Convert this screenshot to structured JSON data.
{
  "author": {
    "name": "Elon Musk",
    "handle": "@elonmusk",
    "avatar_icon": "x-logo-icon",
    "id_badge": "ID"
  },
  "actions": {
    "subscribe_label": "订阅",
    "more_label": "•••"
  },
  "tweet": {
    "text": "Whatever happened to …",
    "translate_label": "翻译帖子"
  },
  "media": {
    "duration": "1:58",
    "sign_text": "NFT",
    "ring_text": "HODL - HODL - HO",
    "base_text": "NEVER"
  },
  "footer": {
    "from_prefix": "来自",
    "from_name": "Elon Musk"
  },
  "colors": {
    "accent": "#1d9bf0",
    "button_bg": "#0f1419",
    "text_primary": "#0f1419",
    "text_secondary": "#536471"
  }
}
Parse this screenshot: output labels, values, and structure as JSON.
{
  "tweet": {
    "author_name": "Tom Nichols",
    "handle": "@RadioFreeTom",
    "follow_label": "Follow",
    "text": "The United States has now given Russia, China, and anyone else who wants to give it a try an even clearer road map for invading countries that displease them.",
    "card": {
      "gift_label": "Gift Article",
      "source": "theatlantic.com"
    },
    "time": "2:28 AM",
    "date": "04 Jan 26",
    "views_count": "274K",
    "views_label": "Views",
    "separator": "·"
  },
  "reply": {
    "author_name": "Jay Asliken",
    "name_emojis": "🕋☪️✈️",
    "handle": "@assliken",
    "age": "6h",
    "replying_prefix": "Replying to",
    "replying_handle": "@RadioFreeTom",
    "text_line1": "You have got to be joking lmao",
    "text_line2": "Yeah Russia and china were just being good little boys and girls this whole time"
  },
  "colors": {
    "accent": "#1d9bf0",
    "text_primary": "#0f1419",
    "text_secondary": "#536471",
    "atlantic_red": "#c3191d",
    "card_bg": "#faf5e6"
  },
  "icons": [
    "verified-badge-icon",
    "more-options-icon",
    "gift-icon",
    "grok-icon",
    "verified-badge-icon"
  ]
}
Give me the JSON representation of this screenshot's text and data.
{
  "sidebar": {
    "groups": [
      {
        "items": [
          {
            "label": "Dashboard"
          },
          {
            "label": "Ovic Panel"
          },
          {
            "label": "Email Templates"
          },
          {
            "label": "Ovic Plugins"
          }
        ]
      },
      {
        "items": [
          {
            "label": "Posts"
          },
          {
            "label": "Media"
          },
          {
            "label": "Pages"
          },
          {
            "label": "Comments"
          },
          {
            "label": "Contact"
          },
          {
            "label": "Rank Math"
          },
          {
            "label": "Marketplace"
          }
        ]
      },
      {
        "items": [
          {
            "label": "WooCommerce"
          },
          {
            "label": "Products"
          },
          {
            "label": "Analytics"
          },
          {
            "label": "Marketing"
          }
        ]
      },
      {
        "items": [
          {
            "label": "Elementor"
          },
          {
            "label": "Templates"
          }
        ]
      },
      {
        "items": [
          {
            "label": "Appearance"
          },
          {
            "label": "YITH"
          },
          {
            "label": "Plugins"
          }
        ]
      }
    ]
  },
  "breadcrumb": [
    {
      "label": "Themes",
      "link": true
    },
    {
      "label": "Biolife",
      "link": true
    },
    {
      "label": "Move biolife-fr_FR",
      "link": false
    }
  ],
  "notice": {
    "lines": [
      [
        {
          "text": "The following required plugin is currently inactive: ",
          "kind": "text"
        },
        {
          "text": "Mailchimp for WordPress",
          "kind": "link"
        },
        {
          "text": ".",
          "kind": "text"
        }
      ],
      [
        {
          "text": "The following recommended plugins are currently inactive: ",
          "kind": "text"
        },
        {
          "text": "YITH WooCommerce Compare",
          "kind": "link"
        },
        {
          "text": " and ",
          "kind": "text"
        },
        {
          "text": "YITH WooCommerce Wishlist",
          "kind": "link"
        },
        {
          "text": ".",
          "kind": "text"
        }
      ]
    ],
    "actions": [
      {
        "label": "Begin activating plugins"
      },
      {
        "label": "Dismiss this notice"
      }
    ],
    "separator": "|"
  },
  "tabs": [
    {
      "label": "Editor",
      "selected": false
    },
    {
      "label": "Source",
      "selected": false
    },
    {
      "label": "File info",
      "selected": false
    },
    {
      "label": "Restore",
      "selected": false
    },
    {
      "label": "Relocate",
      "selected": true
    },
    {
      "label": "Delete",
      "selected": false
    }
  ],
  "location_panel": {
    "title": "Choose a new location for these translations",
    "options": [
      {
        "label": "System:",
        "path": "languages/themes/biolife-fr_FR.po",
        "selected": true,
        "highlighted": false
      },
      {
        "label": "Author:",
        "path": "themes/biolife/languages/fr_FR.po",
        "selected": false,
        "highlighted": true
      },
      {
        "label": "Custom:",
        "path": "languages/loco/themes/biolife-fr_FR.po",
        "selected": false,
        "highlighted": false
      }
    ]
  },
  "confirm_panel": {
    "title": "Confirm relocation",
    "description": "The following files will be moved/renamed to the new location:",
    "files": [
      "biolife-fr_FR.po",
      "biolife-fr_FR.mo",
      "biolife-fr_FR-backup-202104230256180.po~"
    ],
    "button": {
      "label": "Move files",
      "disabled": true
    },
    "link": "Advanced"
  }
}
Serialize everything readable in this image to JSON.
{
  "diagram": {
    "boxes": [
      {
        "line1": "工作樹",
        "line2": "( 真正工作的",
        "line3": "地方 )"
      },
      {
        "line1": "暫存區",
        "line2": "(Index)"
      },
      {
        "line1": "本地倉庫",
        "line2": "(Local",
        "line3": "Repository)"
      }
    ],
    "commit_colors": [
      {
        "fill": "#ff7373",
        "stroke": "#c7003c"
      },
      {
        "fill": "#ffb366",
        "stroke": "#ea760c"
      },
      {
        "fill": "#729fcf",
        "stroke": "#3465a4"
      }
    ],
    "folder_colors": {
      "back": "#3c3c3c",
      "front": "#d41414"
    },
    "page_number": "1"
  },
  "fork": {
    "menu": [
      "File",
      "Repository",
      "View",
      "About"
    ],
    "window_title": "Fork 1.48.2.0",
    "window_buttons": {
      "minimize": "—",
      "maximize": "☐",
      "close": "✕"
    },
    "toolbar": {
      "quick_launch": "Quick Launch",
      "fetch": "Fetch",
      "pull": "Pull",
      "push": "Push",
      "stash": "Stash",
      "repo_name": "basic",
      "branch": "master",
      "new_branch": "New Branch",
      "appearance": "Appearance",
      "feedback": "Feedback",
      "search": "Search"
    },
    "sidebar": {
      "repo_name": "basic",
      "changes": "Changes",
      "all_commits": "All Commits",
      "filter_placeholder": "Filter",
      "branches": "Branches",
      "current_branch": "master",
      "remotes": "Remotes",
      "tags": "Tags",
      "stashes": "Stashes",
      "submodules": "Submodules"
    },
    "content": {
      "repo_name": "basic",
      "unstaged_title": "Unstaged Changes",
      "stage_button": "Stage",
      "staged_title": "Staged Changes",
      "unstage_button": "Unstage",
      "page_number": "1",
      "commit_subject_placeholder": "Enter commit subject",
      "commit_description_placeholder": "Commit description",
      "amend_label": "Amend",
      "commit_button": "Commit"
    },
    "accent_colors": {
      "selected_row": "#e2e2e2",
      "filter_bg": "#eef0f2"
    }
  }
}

### BRIEF
Identify and copy the lines holding the word "Russia".

### ANSWER FOR THIS EXERCISE
    "text": "The United States has now given Russia, China, and anyone else who wants to give it a try an even clearer road map for invading countries that displease them.",
    "text_line2": "Yeah Russia and china were just being good little boys and girls this whole time"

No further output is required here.